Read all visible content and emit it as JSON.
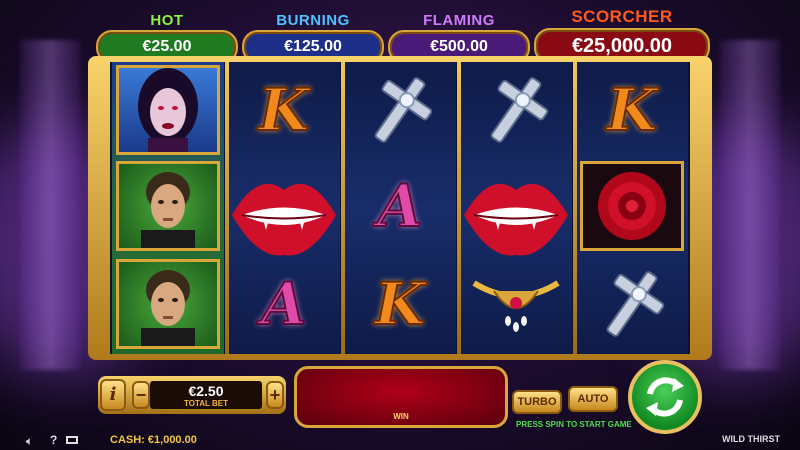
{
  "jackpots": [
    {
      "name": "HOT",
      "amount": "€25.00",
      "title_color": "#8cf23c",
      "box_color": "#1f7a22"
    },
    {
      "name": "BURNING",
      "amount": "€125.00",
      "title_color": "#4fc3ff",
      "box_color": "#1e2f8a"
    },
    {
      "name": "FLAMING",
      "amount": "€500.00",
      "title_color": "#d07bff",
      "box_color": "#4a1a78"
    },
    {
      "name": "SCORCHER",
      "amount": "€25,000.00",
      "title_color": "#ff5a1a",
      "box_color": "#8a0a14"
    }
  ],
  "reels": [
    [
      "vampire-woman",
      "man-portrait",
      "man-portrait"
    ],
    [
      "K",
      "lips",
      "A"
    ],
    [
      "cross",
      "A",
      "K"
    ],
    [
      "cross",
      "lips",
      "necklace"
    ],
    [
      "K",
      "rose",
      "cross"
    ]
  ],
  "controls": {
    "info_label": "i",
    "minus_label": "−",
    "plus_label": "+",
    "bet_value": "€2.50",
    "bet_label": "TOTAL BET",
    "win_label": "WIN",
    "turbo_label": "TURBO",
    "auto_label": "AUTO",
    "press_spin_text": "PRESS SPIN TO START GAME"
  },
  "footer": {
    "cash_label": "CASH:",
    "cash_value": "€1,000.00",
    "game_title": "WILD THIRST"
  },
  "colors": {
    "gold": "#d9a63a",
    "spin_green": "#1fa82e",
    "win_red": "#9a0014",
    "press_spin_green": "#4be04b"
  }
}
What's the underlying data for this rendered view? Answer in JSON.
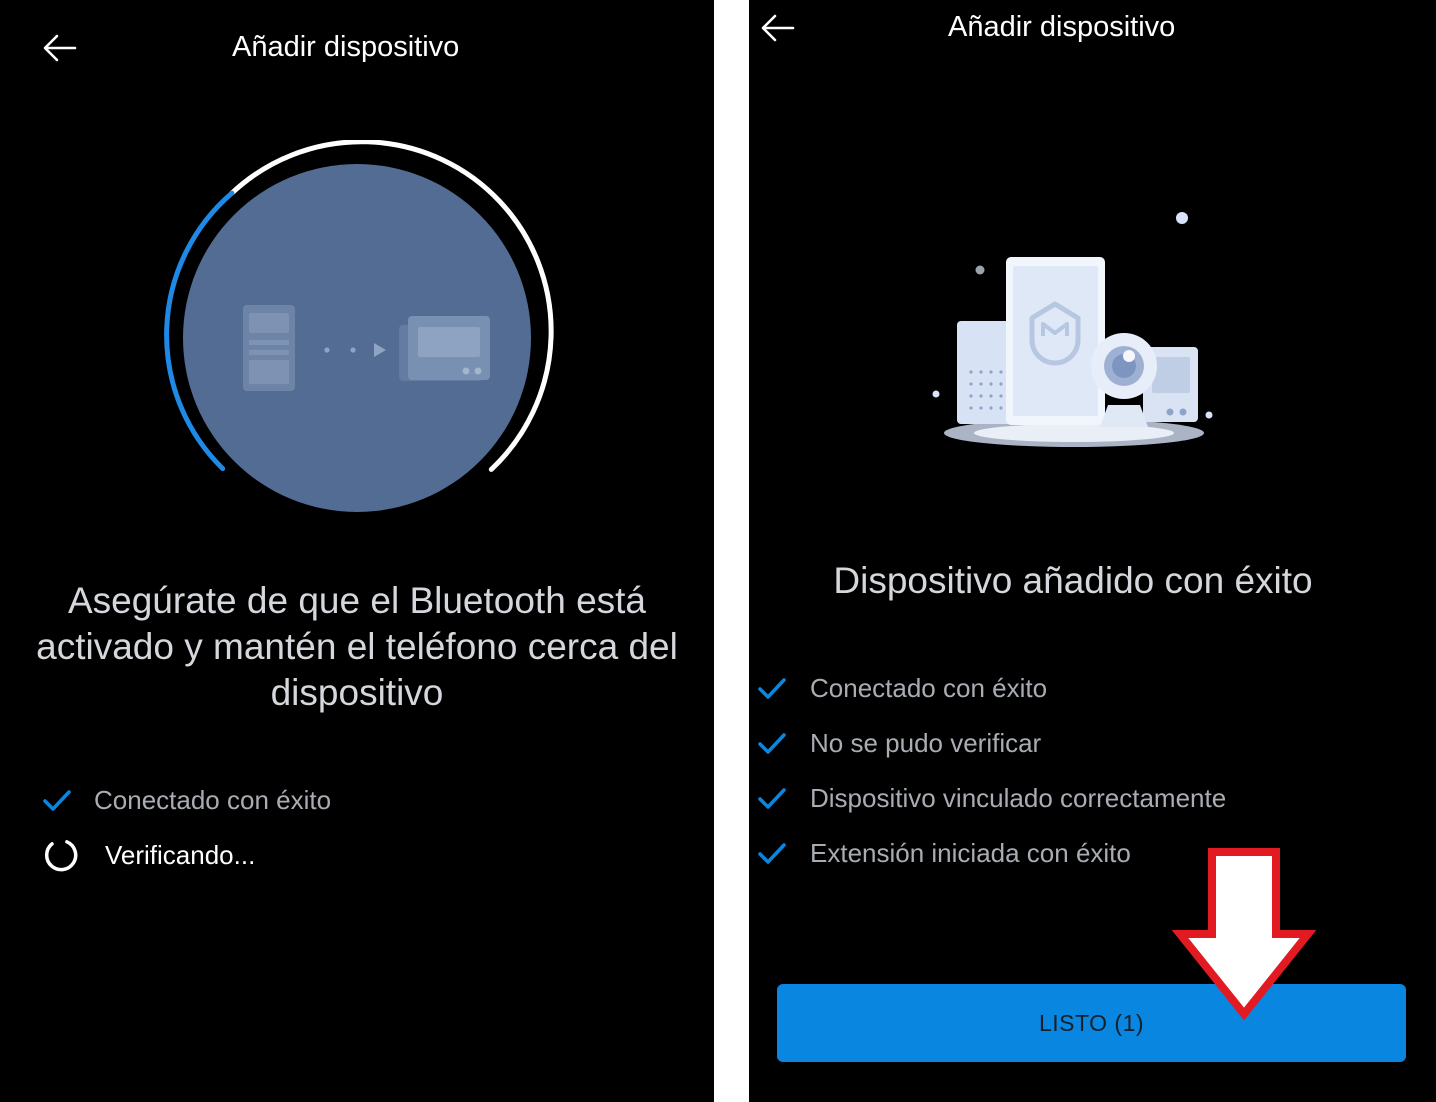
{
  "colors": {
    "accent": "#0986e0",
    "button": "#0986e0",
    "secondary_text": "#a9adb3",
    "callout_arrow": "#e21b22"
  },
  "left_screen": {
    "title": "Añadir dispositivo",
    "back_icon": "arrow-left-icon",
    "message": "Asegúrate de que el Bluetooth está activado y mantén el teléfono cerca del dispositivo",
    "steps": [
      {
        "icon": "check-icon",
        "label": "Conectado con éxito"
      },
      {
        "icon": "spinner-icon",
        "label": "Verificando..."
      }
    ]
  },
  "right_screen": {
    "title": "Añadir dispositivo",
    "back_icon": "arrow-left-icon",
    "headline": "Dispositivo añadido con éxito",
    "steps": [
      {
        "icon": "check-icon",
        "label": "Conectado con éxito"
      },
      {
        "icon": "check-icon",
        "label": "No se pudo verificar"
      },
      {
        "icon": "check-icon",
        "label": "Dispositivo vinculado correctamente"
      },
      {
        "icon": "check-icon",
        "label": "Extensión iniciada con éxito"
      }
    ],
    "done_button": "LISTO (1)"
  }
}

________________________

• _Given exercise_:
Exclude the pictures, and transcribe all of the material exactly.

• _Worked answer_:
Read all visible content and emit it as JSON.
{
  "jackpots": [
    {
      "name": "HOT",
      "amount": "€25.00",
      "title_color": "#8cf23c",
      "box_color": "#1f7a22"
    },
    {
      "name": "BURNING",
      "amount": "€125.00",
      "title_color": "#4fc3ff",
      "box_color": "#1e2f8a"
    },
    {
      "name": "FLAMING",
      "amount": "€500.00",
      "title_color": "#d07bff",
      "box_color": "#4a1a78"
    },
    {
      "name": "SCORCHER",
      "amount": "€25,000.00",
      "title_color": "#ff5a1a",
      "box_color": "#8a0a14"
    }
  ],
  "reels": [
    [
      "vampire-woman",
      "man-portrait",
      "man-portrait"
    ],
    [
      "K",
      "lips",
      "A"
    ],
    [
      "cross",
      "A",
      "K"
    ],
    [
      "cross",
      "lips",
      "necklace"
    ],
    [
      "K",
      "rose",
      "cross"
    ]
  ],
  "controls": {
    "info_label": "i",
    "minus_label": "−",
    "plus_label": "+",
    "bet_value": "€2.50",
    "bet_label": "TOTAL BET",
    "win_label": "WIN",
    "turbo_label": "TURBO",
    "auto_label": "AUTO",
    "press_spin_text": "PRESS SPIN TO START GAME"
  },
  "footer": {
    "cash_label": "CASH:",
    "cash_value": "€1,000.00",
    "game_title": "WILD THIRST"
  },
  "colors": {
    "gold": "#d9a63a",
    "spin_green": "#1fa82e",
    "win_red": "#9a0014",
    "press_spin_green": "#4be04b"
  }
}
What's the underlying data for this rendered view? Answer in JSON.
{
  "colors": {
    "accent": "#0986e0",
    "button": "#0986e0",
    "secondary_text": "#a9adb3",
    "callout_arrow": "#e21b22"
  },
  "left_screen": {
    "title": "Añadir dispositivo",
    "back_icon": "arrow-left-icon",
    "message": "Asegúrate de que el Bluetooth está activado y mantén el teléfono cerca del dispositivo",
    "steps": [
      {
        "icon": "check-icon",
        "label": "Conectado con éxito"
      },
      {
        "icon": "spinner-icon",
        "label": "Verificando..."
      }
    ]
  },
  "right_screen": {
    "title": "Añadir dispositivo",
    "back_icon": "arrow-left-icon",
    "headline": "Dispositivo añadido con éxito",
    "steps": [
      {
        "icon": "check-icon",
        "label": "Conectado con éxito"
      },
      {
        "icon": "check-icon",
        "label": "No se pudo verificar"
      },
      {
        "icon": "check-icon",
        "label": "Dispositivo vinculado correctamente"
      },
      {
        "icon": "check-icon",
        "label": "Extensión iniciada con éxito"
      }
    ],
    "done_button": "LISTO (1)"
  }
}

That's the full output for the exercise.